__What this task involves__: Update the stretch of rows from the beginning through the line that contains "candle-body: [1084, 96, 1093, 104]", changing every "timeframe-button" to "period-button" and leaving everything else as it is. Give back only those rows.
-- -- --
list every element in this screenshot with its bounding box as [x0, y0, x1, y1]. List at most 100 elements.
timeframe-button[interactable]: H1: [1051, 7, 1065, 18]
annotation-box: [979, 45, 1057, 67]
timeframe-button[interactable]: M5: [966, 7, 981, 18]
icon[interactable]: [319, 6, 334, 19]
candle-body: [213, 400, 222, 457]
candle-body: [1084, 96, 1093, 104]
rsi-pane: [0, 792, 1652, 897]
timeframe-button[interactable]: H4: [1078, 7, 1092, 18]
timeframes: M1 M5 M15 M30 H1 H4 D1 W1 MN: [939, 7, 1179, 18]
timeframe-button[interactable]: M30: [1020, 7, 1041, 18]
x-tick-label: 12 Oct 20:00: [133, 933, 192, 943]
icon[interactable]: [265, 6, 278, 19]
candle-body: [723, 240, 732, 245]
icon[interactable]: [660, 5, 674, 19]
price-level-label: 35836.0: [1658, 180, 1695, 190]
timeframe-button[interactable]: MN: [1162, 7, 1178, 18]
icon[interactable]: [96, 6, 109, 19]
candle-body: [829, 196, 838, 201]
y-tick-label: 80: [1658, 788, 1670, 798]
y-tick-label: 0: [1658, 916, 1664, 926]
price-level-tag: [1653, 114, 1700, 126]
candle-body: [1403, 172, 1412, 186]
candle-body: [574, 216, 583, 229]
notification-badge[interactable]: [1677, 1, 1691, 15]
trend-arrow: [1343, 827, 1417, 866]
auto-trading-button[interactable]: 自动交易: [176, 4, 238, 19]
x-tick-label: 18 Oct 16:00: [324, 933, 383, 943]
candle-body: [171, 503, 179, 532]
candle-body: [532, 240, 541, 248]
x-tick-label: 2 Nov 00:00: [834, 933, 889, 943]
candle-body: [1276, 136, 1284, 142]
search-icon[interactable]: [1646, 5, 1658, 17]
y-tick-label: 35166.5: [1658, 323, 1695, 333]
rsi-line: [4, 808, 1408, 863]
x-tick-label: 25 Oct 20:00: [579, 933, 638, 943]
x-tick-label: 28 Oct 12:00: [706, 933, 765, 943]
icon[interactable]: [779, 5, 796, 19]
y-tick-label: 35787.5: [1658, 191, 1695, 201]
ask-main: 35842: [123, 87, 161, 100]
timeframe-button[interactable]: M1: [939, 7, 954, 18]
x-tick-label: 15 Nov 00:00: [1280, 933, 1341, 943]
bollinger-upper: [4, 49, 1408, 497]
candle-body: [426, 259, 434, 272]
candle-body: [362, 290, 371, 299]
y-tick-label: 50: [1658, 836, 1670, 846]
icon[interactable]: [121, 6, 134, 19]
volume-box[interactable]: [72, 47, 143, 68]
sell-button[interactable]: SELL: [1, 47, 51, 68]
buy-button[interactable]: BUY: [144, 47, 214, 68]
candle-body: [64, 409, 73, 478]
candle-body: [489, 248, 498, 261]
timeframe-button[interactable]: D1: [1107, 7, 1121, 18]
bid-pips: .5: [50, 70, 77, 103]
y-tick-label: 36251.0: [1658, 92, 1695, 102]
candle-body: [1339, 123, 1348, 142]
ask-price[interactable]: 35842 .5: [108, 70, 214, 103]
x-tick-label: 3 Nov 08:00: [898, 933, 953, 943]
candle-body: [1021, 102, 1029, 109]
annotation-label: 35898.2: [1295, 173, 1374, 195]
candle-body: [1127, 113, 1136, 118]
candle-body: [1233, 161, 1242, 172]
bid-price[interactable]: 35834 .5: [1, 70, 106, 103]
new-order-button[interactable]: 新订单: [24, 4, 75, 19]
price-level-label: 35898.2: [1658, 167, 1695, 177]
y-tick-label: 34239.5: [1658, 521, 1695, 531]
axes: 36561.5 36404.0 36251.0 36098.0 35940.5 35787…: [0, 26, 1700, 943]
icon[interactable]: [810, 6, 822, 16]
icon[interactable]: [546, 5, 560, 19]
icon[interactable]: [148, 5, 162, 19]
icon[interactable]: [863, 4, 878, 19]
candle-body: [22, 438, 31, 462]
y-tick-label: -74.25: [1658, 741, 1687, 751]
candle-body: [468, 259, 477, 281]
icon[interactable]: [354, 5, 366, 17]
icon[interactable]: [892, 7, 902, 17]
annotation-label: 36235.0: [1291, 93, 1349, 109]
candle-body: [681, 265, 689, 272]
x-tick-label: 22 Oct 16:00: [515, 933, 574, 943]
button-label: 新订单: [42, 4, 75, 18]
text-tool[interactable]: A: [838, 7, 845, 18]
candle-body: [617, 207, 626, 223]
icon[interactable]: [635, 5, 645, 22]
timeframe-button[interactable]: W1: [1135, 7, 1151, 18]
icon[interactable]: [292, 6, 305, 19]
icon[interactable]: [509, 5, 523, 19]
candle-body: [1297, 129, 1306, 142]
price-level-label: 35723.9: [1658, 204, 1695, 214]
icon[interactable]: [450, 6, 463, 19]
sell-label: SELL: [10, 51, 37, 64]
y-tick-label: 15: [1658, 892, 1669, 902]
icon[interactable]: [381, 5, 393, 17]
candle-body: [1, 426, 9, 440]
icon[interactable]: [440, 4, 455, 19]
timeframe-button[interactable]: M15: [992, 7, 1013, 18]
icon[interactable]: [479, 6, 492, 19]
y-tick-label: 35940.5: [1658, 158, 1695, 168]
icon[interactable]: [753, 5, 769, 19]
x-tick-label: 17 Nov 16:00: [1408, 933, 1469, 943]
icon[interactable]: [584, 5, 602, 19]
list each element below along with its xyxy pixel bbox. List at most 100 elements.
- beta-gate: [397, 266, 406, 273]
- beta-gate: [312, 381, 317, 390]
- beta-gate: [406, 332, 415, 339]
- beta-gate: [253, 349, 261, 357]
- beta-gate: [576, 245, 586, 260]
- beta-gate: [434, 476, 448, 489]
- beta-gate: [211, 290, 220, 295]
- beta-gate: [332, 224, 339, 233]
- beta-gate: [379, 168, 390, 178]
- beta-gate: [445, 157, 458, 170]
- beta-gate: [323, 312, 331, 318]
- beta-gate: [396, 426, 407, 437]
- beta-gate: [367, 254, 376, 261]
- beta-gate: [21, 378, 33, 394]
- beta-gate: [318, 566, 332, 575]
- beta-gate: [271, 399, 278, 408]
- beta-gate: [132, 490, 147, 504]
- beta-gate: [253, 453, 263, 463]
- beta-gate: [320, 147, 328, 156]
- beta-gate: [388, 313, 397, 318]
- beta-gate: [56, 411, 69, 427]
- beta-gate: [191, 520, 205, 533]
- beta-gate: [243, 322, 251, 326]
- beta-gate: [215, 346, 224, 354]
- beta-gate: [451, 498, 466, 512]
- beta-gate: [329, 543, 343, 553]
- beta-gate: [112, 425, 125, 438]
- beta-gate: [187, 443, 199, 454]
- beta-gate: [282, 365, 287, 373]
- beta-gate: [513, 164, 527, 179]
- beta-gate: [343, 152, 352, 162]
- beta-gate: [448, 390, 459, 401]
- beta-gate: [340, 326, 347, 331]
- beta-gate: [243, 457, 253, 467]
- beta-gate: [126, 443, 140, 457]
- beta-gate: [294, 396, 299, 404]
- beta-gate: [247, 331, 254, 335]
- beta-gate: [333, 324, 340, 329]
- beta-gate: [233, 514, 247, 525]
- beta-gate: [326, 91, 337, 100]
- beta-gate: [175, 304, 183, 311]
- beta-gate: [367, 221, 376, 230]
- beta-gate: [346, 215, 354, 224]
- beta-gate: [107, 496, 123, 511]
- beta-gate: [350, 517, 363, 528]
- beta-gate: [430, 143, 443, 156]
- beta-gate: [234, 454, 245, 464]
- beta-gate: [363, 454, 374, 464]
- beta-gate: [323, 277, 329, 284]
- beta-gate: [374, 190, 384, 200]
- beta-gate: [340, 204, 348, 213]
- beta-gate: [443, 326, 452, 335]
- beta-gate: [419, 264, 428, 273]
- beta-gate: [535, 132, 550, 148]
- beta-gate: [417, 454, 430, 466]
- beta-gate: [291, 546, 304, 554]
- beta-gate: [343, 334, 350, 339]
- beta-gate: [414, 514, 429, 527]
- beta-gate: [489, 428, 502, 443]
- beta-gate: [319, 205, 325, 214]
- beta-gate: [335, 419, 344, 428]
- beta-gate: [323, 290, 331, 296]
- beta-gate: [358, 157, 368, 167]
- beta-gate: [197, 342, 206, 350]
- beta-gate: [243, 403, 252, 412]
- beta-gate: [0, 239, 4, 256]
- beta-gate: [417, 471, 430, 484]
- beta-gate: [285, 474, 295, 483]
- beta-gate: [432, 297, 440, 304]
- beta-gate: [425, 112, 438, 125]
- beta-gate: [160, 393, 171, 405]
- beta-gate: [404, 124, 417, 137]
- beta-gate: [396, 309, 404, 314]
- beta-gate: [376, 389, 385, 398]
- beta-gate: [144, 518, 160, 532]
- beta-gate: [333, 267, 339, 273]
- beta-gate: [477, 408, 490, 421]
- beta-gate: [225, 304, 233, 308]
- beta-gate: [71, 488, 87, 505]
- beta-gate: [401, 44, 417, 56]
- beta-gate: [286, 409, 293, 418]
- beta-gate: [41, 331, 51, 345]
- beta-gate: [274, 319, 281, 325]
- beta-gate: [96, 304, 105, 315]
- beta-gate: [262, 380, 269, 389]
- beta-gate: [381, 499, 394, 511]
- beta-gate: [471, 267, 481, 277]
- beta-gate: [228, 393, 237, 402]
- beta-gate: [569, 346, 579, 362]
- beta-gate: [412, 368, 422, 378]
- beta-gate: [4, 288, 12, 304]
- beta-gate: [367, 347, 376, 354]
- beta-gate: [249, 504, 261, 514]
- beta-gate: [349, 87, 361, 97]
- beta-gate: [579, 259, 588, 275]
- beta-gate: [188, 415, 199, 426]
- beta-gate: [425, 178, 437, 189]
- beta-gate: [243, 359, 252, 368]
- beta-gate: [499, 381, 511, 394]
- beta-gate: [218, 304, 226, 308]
-- -- --
__Written response__:
list every element in this screenshot with its bounding box as [x0, y0, x1, y1]. List at most 100 elements.
period-button[interactable]: H1: [1051, 7, 1065, 18]
annotation-box: [979, 45, 1057, 67]
period-button[interactable]: M5: [966, 7, 981, 18]
icon[interactable]: [319, 6, 334, 19]
candle-body: [213, 400, 222, 457]
candle-body: [1084, 96, 1093, 104]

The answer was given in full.